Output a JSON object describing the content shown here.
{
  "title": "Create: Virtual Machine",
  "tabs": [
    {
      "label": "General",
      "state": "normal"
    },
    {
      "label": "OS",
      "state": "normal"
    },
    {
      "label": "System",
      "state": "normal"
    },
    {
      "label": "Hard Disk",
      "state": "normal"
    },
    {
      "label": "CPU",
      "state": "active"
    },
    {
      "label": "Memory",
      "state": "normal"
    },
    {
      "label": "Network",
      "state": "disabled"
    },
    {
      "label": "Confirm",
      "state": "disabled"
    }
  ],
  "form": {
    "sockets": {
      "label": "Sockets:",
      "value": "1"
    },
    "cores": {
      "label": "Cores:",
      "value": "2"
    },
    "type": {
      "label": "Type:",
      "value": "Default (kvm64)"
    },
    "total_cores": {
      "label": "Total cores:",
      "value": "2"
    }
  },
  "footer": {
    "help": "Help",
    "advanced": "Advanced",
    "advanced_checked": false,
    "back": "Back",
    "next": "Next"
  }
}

#### Written request:
What do the records say? Quote them all exactly.

#### Exercise result:
Output a JSON object describing the content shown here.
{
  "title": "Create: Virtual Machine",
  "tabs": [
    {
      "label": "General",
      "state": "normal"
    },
    {
      "label": "OS",
      "state": "normal"
    },
    {
      "label": "System",
      "state": "normal"
    },
    {
      "label": "Hard Disk",
      "state": "normal"
    },
    {
      "label": "CPU",
      "state": "active"
    },
    {
      "label": "Memory",
      "state": "normal"
    },
    {
      "label": "Network",
      "state": "disabled"
    },
    {
      "label": "Confirm",
      "state": "disabled"
    }
  ],
  "form": {
    "sockets": {
      "label": "Sockets:",
      "value": "1"
    },
    "cores": {
      "label": "Cores:",
      "value": "2"
    },
    "type": {
      "label": "Type:",
      "value": "Default (kvm64)"
    },
    "total_cores": {
      "label": "Total cores:",
      "value": "2"
    }
  },
  "footer": {
    "help": "Help",
    "advanced": "Advanced",
    "advanced_checked": false,
    "back": "Back",
    "next": "Next"
  }
}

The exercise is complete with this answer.